Dataset records:

********

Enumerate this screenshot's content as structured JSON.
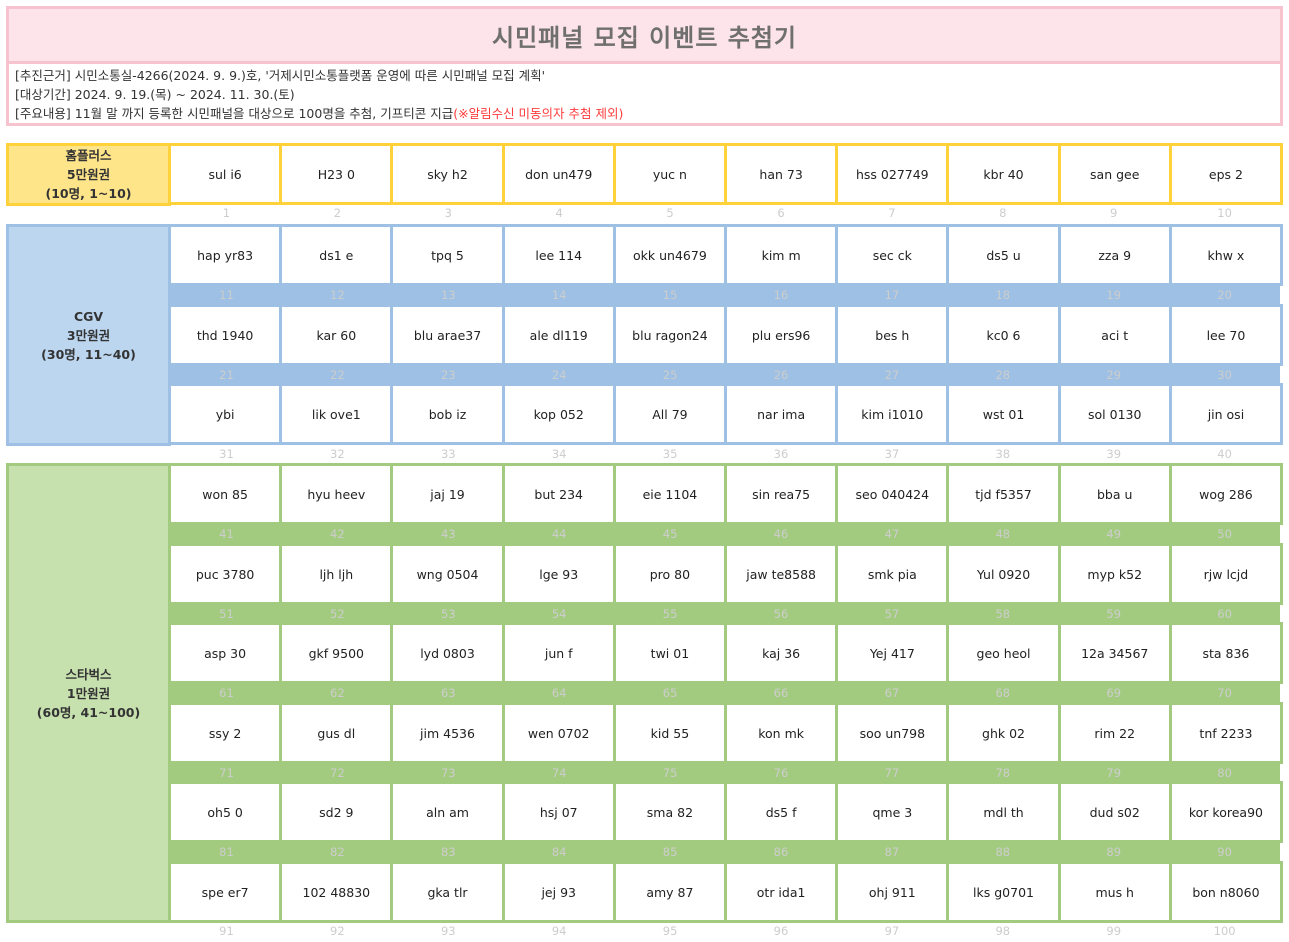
{
  "header": {
    "title": "시민패널 모집 이벤트 추첨기"
  },
  "info": {
    "line1": "[추진근거] 시민소통실-4266(2024. 9. 9.)호, '거제시민소통플랫폼 운영에 따른 시민패널 모집 계획'",
    "line2": "[대상기간] 2024. 9. 19.(목) ~ 2024. 11. 30.(토)",
    "line3_main": "[주요내용] 11월 말 까지 등록한 시민패널을 대상으로 100명을 추첨, 기프티콘 지급",
    "line3_note": "(※알림수신 미동의자 추첨 제외)"
  },
  "colors": {
    "pink_fill": "#fde4ea",
    "pink_border": "#f6c3cf",
    "yellow_fill": "#ffe58a",
    "yellow_border": "#ffd23c",
    "blue_fill": "#bcd6f0",
    "blue_border": "#9dc0e4",
    "green_fill": "#c6e0ae",
    "green_border": "#a3cb80",
    "note_red": "#ff3c3c"
  },
  "groups": [
    {
      "name": "홈플러스",
      "amount": "5만원권",
      "range": "(10명, 1~10)",
      "rows": [
        [
          "sul i6",
          "H23 0",
          "sky h2",
          "don un479",
          "yuc n",
          "han 73",
          "hss 027749",
          "kbr 40",
          "san gee",
          "eps 2"
        ]
      ],
      "numbers": [
        [
          "1",
          "2",
          "3",
          "4",
          "5",
          "6",
          "7",
          "8",
          "9",
          "10"
        ]
      ]
    },
    {
      "name": "CGV",
      "amount": "3만원권",
      "range": "(30명, 11~40)",
      "rows": [
        [
          "hap yr83",
          "ds1 e",
          "tpq 5",
          "lee 114",
          "okk un4679",
          "kim m",
          "sec ck",
          "ds5 u",
          "zza 9",
          "khw x"
        ],
        [
          "thd 1940",
          "kar 60",
          "blu arae37",
          "ale dl119",
          "blu ragon24",
          "plu ers96",
          "bes h",
          "kc0 6",
          "aci t",
          "lee 70"
        ],
        [
          "ybi",
          "lik ove1",
          "bob iz",
          "kop 052",
          "All 79",
          "nar ima",
          "kim i1010",
          "wst 01",
          "sol 0130",
          "jin osi"
        ]
      ],
      "numbers": [
        [
          "11",
          "12",
          "13",
          "14",
          "15",
          "16",
          "17",
          "18",
          "19",
          "20"
        ],
        [
          "21",
          "22",
          "23",
          "24",
          "25",
          "26",
          "27",
          "28",
          "29",
          "30"
        ],
        [
          "31",
          "32",
          "33",
          "34",
          "35",
          "36",
          "37",
          "38",
          "39",
          "40"
        ]
      ]
    },
    {
      "name": "스타벅스",
      "amount": "1만원권",
      "range": "(60명, 41~100)",
      "rows": [
        [
          "won 85",
          "hyu heev",
          "jaj 19",
          "but 234",
          "eie 1104",
          "sin rea75",
          "seo 040424",
          "tjd f5357",
          "bba u",
          "wog 286"
        ],
        [
          "puc 3780",
          "ljh ljh",
          "wng 0504",
          "lge 93",
          "pro 80",
          "jaw te8588",
          "smk pia",
          "Yul 0920",
          "myp k52",
          "rjw lcjd"
        ],
        [
          "asp 30",
          "gkf 9500",
          "lyd 0803",
          "jun f",
          "twi 01",
          "kaj 36",
          "Yej 417",
          "geo heol",
          "12a 34567",
          "sta 836"
        ],
        [
          "ssy 2",
          "gus dl",
          "jim 4536",
          "wen 0702",
          "kid 55",
          "kon mk",
          "soo un798",
          "ghk 02",
          "rim 22",
          "tnf 2233"
        ],
        [
          "oh5 0",
          "sd2 9",
          "aln am",
          "hsj 07",
          "sma 82",
          "ds5 f",
          "qme 3",
          "mdl th",
          "dud s02",
          "kor korea90"
        ],
        [
          "spe er7",
          "102 48830",
          "gka tlr",
          "jej 93",
          "amy 87",
          "otr ida1",
          "ohj 911",
          "lks g0701",
          "mus h",
          "bon n8060"
        ]
      ],
      "numbers": [
        [
          "41",
          "42",
          "43",
          "44",
          "45",
          "46",
          "47",
          "48",
          "49",
          "50"
        ],
        [
          "51",
          "52",
          "53",
          "54",
          "55",
          "56",
          "57",
          "58",
          "59",
          "60"
        ],
        [
          "61",
          "62",
          "63",
          "64",
          "65",
          "66",
          "67",
          "68",
          "69",
          "70"
        ],
        [
          "71",
          "72",
          "73",
          "74",
          "75",
          "76",
          "77",
          "78",
          "79",
          "80"
        ],
        [
          "81",
          "82",
          "83",
          "84",
          "85",
          "86",
          "87",
          "88",
          "89",
          "90"
        ],
        [
          "91",
          "92",
          "93",
          "94",
          "95",
          "96",
          "97",
          "98",
          "99",
          "100"
        ]
      ]
    }
  ]
}
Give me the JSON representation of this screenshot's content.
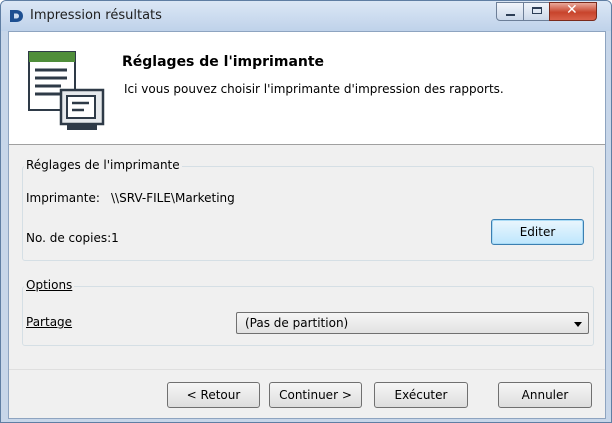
{
  "window": {
    "title": "Impression résultats"
  },
  "header": {
    "title": "Réglages de l'imprimante",
    "description": "Ici vous pouvez choisir l'imprimante d'impression des rapports."
  },
  "printer_group": {
    "legend": "Réglages de l'imprimante",
    "printer_label": "Imprimante:",
    "printer_value": "\\\\SRV-FILE\\Marketing",
    "copies_label": "No. de copies:1",
    "edit_button": "Editer"
  },
  "options_group": {
    "legend": "Options",
    "partage_label": "Partage",
    "partage_selected": "(Pas de partition)"
  },
  "footer": {
    "back_button": "< Retour",
    "continue_button": "Continuer >",
    "execute_button": "Exécuter",
    "cancel_button": "Annuler"
  },
  "icons": {
    "app": "d-logo-icon",
    "header": "document-print-icon",
    "minimize": "minimize-icon",
    "maximize": "maximize-icon",
    "close": "close-icon"
  },
  "colors": {
    "title_bar": "#c7d6e9",
    "logo": "#1d4f91",
    "close_button": "#c8442c",
    "default_button": "#bee6fd"
  }
}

********

WHAT THIS TASK INVOLVES ▸ Show the lines that mention the word "JSON".

ANSWER TO THE EXERCISE ▸
Enumerate this screenshot's content as structured JSON.
Give me the JSON representation of this screenshot's content.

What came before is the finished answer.